— Data records —

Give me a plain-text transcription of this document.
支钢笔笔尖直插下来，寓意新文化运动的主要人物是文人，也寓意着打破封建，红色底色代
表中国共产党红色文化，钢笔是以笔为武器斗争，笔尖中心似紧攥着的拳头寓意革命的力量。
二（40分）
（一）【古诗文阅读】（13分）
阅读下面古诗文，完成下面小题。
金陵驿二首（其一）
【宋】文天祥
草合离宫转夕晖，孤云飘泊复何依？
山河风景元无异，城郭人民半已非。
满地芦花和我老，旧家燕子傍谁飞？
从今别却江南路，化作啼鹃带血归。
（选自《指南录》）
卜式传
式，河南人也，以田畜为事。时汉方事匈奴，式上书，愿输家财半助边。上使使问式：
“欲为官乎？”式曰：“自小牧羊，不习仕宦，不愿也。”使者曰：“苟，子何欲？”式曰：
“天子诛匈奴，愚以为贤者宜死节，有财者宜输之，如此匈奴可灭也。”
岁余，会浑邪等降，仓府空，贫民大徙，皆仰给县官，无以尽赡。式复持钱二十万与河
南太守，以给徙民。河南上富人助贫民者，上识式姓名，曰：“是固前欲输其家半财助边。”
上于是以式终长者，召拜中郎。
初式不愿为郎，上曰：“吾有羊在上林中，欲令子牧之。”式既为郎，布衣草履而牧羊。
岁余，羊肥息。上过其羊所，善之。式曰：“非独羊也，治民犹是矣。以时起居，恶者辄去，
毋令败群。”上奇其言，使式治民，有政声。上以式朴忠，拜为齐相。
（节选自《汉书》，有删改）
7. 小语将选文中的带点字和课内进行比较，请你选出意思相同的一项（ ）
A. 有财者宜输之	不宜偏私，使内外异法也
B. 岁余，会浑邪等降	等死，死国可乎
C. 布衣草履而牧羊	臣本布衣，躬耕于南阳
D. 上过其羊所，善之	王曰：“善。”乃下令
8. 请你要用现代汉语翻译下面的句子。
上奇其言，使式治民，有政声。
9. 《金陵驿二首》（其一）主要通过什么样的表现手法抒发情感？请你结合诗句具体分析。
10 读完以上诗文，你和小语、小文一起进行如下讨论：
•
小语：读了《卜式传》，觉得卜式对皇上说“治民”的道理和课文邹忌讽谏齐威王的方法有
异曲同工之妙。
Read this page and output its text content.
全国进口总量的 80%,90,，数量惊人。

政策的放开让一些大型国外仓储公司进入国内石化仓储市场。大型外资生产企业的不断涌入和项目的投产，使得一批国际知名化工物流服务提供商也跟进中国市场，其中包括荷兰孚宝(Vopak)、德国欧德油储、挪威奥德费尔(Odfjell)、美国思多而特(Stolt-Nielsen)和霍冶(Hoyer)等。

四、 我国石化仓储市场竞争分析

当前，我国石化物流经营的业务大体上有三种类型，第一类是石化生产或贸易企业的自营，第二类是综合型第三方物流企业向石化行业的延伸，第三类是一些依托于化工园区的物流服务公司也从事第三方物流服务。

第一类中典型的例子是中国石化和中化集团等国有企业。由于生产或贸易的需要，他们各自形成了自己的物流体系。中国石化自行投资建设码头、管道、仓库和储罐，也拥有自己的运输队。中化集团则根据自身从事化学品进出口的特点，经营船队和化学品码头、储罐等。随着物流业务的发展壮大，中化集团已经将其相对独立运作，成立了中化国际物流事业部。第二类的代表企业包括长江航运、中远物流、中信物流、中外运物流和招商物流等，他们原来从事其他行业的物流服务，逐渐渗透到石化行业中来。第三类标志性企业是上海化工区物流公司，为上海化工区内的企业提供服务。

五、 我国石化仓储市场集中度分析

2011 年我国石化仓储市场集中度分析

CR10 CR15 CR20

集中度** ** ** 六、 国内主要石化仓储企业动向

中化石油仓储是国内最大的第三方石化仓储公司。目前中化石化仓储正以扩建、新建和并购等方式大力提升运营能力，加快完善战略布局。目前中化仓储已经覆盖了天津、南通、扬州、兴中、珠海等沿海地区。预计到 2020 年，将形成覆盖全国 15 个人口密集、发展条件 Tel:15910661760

— Task requirements —
Copy all data exactly, start to finish.

— Solution for this task —
Give me a plain-text transcription of this document.
支钢笔笔尖直插下来，寓意新文化运动的主要人物是文人，也寓意着打破封建，红色底色代
表中国共产党红色文化，钢笔是以笔为武器斗争，笔尖中心似紧攥着的拳头寓意革命的力量。
二（40分）
（一）【古诗文阅读】（13分）
阅读下面古诗文，完成下面小题。
金陵驿二首（其一）
【宋】文天祥
草合离宫转夕晖，孤云飘泊复何依？
山河风景元无异，城郭人民半已非。
满地芦花和我老，旧家燕子傍谁飞？
从今别却江南路，化作啼鹃带血归。
（选自《指南录》）
卜式传
式，河南人也，以田畜为事。时汉方事匈奴，式上书，愿输家财半助边。上使使问式：
“欲为官乎？”式曰：“自小牧羊，不习仕宦，不愿也。”使者曰：“苟，子何欲？”式曰：
“天子诛匈奴，愚以为贤者宜死节，有财者宜输之，如此匈奴可灭也。”
岁余，会浑邪等降，仓府空，贫民大徙，皆仰给县官，无以尽赡。式复持钱二十万与河
南太守，以给徙民。河南上富人助贫民者，上识式姓名，曰：“是固前欲输其家半财助边。”
上于是以式终长者，召拜中郎。
初式不愿为郎，上曰：“吾有羊在上林中，欲令子牧之。”式既为郎，布衣草履而牧羊。
岁余，羊肥息。上过其羊所，善之。式曰：“非独羊也，治民犹是矣。以时起居，恶者辄去，
毋令败群。”上奇其言，使式治民，有政声。上以式朴忠，拜为齐相。
（节选自《汉书》，有删改）
7. 小语将选文中的带点字和课内进行比较，请你选出意思相同的一项（ ）
A. 有财者宜输之	不宜偏私，使内外异法也
B. 岁余，会浑邪等降	等死，死国可乎
C. 布衣草履而牧羊	臣本布衣，躬耕于南阳
D. 上过其羊所，善之	王曰：“善。”乃下令
8. 请你要用现代汉语翻译下面的句子。
上奇其言，使式治民，有政声。
9. 《金陵驿二首》（其一）主要通过什么样的表现手法抒发情感？请你结合诗句具体分析。
10 读完以上诗文，你和小语、小文一起进行如下讨论：
•
小语：读了《卜式传》，觉得卜式对皇上说“治民”的道理和课文邹忌讽谏齐威王的方法有
异曲同工之妙。
Read this page and output its text content.
全国进口总量的 80%,90,，数量惊人。

政策的放开让一些大型国外仓储公司进入国内石化仓储市场。大型外资生产企业的不断涌入和项目的投产，使得一批国际知名化工物流服务提供商也跟进中国市场，其中包括荷兰孚宝(Vopak)、德国欧德油储、挪威奥德费尔(Odfjell)、美国思多而特(Stolt-Nielsen)和霍冶(Hoyer)等。

四、 我国石化仓储市场竞争分析

当前，我国石化物流经营的业务大体上有三种类型，第一类是石化生产或贸易企业的自营，第二类是综合型第三方物流企业向石化行业的延伸，第三类是一些依托于化工园区的物流服务公司也从事第三方物流服务。

第一类中典型的例子是中国石化和中化集团等国有企业。由于生产或贸易的需要，他们各自形成了自己的物流体系。中国石化自行投资建设码头、管道、仓库和储罐，也拥有自己的运输队。中化集团则根据自身从事化学品进出口的特点，经营船队和化学品码头、储罐等。随着物流业务的发展壮大，中化集团已经将其相对独立运作，成立了中化国际物流事业部。第二类的代表企业包括长江航运、中远物流、中信物流、中外运物流和招商物流等，他们原来从事其他行业的物流服务，逐渐渗透到石化行业中来。第三类标志性企业是上海化工区物流公司，为上海化工区内的企业提供服务。

五、 我国石化仓储市场集中度分析

2011 年我国石化仓储市场集中度分析

CR10 CR15 CR20

集中度** ** ** 六、 国内主要石化仓储企业动向

中化石油仓储是国内最大的第三方石化仓储公司。目前中化石化仓储正以扩建、新建和并购等方式大力提升运营能力，加快完善战略布局。目前中化仓储已经覆盖了天津、南通、扬州、兴中、珠海等沿海地区。预计到 2020 年，将形成覆盖全国 15 个人口密集、发展条件 Tel:15910661760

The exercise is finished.